→ **Exercise prompt**
Pull out every line in the records that contains the string "Paste", treating uppercase and lowercase as different.

→ **Extracted data**
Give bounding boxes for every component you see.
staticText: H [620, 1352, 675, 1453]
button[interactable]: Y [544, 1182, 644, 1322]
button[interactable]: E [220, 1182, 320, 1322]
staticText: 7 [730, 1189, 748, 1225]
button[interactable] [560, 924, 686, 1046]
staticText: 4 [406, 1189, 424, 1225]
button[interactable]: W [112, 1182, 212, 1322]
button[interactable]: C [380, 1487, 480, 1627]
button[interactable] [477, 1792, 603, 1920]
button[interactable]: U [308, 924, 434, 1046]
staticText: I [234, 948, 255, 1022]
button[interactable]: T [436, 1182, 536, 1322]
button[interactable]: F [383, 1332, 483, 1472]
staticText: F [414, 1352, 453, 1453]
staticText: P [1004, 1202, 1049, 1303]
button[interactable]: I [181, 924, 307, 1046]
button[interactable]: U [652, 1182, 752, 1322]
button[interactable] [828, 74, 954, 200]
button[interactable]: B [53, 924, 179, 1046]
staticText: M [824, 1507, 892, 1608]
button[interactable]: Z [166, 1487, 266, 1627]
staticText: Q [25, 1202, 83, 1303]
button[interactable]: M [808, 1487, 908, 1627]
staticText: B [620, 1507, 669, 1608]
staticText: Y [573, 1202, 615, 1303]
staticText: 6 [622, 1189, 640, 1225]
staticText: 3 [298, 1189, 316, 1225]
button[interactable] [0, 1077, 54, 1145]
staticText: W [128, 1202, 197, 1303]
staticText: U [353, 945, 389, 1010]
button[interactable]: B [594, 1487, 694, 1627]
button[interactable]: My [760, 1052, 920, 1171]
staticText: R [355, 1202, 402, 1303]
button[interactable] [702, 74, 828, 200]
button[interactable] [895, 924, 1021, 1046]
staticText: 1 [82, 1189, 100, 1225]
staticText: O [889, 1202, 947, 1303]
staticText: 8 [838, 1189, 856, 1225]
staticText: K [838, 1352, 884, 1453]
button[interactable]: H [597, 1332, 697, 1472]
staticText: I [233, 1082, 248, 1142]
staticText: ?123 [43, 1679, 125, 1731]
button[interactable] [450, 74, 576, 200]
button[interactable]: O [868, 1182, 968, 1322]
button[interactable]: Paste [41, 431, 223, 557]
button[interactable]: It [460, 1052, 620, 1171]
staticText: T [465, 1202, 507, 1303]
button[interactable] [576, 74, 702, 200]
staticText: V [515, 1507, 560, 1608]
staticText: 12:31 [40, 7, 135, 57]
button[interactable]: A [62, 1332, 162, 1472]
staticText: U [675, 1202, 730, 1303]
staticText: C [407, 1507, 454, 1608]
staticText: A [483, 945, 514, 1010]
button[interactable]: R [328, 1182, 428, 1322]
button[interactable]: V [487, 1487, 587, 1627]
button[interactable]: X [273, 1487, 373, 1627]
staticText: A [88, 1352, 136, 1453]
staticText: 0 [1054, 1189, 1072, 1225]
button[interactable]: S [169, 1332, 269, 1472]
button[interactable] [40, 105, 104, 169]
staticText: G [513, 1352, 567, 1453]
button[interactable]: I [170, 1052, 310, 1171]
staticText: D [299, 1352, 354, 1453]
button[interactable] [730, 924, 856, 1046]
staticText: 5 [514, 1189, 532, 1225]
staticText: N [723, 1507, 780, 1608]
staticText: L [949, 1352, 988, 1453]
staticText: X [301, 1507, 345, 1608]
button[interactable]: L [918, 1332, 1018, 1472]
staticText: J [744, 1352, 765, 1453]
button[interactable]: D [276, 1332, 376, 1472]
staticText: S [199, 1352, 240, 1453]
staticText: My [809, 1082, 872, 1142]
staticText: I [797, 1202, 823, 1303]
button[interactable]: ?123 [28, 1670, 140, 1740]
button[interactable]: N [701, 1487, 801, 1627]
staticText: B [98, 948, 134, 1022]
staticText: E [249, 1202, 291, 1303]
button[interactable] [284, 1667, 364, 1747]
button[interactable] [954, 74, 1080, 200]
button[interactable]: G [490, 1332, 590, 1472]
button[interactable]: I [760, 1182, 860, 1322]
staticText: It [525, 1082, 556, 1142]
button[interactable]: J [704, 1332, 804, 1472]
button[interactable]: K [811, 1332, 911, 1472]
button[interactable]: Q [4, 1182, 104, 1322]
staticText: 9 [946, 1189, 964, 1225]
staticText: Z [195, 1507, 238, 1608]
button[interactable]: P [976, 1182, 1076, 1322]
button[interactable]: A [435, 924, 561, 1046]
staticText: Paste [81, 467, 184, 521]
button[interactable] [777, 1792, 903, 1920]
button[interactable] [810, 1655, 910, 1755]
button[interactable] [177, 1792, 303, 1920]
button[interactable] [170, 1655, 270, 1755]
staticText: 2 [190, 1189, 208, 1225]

→ **Result of the exercise**
button[interactable]: Paste [41, 431, 223, 557]
staticText: Paste [81, 467, 184, 521]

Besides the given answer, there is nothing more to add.